WHAT YOU HAVE TO DO>
Identify every line in the records below that contains the word "lističi", and copy each of those lines.

DATASET CONTENT>
(begin)
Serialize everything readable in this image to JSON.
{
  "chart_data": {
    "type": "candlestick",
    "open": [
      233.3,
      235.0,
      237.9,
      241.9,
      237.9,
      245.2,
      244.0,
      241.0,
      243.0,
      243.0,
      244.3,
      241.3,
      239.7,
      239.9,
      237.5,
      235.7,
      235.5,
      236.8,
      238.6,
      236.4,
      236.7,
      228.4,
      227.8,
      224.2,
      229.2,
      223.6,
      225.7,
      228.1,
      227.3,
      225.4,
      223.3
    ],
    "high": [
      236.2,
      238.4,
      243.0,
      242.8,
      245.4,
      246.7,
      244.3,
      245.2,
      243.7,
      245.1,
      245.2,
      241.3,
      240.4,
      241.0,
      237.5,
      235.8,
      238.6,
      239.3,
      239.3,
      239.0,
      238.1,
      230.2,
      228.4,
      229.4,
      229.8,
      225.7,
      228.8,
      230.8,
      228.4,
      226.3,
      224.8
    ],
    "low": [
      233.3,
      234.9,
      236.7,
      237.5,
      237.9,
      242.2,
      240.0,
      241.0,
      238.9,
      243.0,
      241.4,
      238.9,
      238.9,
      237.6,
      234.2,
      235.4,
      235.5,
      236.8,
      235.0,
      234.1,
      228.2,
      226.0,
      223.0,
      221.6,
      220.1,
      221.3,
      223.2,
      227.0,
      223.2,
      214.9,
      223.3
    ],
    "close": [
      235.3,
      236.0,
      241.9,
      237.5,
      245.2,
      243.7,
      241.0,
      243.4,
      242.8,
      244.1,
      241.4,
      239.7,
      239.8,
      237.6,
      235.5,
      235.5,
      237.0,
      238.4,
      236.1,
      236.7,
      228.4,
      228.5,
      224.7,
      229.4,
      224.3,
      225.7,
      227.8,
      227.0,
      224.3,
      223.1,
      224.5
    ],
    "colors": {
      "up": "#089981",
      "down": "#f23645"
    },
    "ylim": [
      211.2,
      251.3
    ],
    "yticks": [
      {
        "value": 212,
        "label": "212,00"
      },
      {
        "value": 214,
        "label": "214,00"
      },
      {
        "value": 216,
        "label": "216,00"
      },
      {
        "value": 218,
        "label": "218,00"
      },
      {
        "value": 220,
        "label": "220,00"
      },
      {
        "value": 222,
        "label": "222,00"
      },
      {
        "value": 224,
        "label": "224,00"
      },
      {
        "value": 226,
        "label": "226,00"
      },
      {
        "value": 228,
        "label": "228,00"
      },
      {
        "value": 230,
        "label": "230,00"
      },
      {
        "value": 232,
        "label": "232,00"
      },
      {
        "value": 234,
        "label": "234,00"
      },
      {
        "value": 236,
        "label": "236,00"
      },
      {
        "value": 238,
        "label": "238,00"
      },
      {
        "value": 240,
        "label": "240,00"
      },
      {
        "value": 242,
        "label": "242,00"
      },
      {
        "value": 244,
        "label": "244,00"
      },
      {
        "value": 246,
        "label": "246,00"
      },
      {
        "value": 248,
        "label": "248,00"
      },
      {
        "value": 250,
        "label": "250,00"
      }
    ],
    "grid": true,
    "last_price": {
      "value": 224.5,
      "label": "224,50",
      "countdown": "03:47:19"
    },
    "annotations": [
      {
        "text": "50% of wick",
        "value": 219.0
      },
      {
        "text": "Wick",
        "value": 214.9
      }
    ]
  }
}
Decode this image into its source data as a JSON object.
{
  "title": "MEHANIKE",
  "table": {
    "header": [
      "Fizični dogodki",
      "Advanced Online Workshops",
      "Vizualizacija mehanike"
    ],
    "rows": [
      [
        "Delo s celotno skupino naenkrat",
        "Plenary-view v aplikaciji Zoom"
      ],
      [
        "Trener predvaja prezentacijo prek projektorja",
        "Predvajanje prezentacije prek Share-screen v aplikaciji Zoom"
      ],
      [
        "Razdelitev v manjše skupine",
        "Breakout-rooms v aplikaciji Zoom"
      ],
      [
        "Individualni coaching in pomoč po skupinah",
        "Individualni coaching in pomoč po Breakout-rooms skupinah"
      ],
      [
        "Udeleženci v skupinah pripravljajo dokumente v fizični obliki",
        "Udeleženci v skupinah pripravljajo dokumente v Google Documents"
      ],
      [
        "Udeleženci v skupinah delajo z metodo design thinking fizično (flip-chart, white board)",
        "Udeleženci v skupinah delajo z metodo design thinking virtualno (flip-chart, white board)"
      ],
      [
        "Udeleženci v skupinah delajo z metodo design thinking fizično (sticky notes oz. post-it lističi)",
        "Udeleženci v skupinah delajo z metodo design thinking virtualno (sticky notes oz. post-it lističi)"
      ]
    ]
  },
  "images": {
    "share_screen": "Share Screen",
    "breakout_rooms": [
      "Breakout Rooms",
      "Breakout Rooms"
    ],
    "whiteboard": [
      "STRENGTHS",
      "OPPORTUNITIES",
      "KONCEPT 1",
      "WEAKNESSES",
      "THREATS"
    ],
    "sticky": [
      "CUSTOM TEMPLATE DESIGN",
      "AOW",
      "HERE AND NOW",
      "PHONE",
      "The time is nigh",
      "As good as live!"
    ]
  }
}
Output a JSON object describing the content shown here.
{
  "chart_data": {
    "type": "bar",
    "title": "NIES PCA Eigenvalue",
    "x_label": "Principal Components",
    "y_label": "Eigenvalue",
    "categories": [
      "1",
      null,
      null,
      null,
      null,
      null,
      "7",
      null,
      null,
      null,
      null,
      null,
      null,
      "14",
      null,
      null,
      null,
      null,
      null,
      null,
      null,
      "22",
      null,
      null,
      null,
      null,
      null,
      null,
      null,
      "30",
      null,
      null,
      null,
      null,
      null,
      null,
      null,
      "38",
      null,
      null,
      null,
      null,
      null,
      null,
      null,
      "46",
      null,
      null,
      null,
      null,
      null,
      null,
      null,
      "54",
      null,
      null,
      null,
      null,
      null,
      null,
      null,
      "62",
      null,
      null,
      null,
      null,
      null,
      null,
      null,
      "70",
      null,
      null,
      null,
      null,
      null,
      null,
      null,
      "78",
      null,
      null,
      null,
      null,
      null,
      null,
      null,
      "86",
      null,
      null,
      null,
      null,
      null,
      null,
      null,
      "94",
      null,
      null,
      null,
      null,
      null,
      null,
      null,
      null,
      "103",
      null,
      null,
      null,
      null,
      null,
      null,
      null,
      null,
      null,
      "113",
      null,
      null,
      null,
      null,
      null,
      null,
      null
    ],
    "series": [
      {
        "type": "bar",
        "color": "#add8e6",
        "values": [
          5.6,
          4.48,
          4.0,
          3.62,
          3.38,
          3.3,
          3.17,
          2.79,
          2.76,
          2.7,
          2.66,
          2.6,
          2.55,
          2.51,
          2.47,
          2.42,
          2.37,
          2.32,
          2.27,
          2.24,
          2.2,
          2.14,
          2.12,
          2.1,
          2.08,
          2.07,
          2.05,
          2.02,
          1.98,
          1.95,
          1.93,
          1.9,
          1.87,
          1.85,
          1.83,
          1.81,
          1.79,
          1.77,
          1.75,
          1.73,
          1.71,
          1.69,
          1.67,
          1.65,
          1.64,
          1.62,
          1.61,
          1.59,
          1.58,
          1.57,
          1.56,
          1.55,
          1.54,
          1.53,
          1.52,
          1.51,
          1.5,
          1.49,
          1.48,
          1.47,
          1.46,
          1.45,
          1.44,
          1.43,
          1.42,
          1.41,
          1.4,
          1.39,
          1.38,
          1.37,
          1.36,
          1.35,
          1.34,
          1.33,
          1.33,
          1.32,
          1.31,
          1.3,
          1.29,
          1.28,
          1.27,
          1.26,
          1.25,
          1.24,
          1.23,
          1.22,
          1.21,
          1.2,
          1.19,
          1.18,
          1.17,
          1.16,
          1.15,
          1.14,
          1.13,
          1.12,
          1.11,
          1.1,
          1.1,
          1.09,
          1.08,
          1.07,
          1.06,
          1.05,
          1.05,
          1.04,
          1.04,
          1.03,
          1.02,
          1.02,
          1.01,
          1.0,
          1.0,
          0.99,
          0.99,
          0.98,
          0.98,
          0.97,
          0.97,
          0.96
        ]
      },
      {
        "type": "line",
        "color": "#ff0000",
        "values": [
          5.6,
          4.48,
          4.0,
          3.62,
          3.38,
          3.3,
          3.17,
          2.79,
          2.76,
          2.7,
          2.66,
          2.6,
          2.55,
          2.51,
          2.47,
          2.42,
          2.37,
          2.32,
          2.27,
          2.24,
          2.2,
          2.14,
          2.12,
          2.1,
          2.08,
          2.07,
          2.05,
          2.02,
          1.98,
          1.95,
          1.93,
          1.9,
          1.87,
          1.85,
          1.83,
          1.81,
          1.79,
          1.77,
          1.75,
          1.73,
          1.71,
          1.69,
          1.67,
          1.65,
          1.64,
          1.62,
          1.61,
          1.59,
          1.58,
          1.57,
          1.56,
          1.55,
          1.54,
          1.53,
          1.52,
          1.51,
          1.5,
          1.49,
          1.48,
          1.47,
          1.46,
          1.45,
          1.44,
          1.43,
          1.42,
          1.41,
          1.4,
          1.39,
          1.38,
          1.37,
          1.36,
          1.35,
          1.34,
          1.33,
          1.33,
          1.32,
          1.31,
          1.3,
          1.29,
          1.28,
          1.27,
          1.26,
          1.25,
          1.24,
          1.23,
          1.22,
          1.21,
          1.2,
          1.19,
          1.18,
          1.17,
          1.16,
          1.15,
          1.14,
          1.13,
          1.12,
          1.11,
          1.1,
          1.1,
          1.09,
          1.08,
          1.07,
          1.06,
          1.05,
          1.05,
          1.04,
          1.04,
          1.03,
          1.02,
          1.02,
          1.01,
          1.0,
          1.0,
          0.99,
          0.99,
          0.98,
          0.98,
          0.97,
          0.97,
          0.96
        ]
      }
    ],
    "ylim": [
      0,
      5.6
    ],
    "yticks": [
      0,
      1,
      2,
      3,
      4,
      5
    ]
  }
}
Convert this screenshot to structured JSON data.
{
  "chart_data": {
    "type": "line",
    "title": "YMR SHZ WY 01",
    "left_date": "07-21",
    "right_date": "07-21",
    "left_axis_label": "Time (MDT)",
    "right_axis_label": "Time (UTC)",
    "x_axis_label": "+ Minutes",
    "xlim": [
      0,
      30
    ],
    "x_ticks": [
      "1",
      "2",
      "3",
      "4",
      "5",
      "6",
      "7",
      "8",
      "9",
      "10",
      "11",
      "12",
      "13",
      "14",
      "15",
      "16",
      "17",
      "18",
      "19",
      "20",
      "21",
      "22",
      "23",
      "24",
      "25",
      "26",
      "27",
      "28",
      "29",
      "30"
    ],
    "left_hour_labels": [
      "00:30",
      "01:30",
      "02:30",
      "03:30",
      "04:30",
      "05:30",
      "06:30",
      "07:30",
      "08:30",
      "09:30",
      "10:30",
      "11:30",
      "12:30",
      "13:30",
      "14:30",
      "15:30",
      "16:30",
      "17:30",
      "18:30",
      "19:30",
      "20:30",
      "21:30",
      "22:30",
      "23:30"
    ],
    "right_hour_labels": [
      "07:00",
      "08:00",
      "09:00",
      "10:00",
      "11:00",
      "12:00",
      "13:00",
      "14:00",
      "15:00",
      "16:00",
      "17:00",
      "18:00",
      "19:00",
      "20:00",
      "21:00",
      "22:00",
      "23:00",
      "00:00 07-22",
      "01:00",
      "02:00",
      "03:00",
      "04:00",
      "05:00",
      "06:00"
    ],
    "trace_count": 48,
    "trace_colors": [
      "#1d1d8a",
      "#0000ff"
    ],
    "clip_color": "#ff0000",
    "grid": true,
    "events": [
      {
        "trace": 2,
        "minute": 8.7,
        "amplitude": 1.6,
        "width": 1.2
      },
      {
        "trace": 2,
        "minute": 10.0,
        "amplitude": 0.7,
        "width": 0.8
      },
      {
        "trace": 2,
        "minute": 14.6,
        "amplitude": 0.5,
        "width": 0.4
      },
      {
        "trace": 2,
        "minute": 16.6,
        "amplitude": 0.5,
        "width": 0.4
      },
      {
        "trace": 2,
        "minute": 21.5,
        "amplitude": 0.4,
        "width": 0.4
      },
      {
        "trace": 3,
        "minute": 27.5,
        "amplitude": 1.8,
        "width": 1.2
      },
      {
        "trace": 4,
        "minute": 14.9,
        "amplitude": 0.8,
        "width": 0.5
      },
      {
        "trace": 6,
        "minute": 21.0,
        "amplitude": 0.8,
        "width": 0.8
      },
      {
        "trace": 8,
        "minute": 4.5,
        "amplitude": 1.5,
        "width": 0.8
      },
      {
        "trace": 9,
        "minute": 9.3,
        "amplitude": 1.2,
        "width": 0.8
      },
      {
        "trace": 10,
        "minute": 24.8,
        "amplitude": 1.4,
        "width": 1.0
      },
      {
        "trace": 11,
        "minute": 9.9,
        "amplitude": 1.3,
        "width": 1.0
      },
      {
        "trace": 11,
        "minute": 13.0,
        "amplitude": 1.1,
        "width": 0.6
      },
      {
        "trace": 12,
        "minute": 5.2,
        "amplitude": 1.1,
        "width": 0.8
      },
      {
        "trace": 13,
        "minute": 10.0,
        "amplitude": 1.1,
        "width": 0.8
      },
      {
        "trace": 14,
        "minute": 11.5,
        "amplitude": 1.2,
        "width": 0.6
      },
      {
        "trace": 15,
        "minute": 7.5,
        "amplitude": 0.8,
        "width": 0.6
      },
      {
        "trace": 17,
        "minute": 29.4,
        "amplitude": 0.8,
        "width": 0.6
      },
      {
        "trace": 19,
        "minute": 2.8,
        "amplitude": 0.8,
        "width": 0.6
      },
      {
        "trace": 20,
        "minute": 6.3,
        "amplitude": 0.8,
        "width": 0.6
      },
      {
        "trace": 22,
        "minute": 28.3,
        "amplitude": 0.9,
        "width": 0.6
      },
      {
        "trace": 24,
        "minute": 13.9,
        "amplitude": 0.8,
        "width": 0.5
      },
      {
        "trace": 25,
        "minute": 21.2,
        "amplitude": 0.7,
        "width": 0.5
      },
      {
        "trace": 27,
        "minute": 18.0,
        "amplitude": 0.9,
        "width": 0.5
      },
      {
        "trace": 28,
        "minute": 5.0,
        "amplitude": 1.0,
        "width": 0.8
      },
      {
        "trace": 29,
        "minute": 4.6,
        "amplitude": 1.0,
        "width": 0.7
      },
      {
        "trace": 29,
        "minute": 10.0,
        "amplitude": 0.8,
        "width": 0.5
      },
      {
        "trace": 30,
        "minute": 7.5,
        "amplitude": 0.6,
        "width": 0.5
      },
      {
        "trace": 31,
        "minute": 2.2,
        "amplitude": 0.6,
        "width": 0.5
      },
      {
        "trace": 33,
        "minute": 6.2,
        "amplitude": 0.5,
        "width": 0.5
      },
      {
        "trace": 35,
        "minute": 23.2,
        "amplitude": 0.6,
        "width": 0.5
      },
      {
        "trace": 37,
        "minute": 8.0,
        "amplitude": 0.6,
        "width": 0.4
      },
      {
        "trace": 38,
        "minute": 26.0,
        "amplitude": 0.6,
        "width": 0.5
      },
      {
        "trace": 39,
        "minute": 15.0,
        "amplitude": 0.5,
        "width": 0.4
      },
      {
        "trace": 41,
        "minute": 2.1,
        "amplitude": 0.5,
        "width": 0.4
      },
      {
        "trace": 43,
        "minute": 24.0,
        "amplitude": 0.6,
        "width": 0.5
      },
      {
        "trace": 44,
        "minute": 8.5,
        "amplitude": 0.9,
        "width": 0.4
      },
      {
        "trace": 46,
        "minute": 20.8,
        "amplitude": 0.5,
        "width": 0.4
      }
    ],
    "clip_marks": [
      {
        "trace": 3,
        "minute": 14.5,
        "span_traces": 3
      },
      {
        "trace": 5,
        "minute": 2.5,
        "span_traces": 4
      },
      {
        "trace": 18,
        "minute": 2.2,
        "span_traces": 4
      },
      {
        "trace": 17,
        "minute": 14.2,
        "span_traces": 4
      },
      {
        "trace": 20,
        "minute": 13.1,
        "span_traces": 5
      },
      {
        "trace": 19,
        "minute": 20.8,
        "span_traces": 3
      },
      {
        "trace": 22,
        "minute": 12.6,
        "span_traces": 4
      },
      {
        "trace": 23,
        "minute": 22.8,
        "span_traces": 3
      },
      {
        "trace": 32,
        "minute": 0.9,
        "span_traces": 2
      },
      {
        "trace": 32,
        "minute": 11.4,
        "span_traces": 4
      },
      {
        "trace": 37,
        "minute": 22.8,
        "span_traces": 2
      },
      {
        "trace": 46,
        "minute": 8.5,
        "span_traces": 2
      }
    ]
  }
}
(end)
OUTPUT FOR THIS TASK>
        "Udeleženci v skupinah delajo z metodo design thinking fizično (sticky notes oz. post-it lističi)",
        "Udeleženci v skupinah delajo z metodo design thinking virtualno (sticky notes oz. post-it lističi)"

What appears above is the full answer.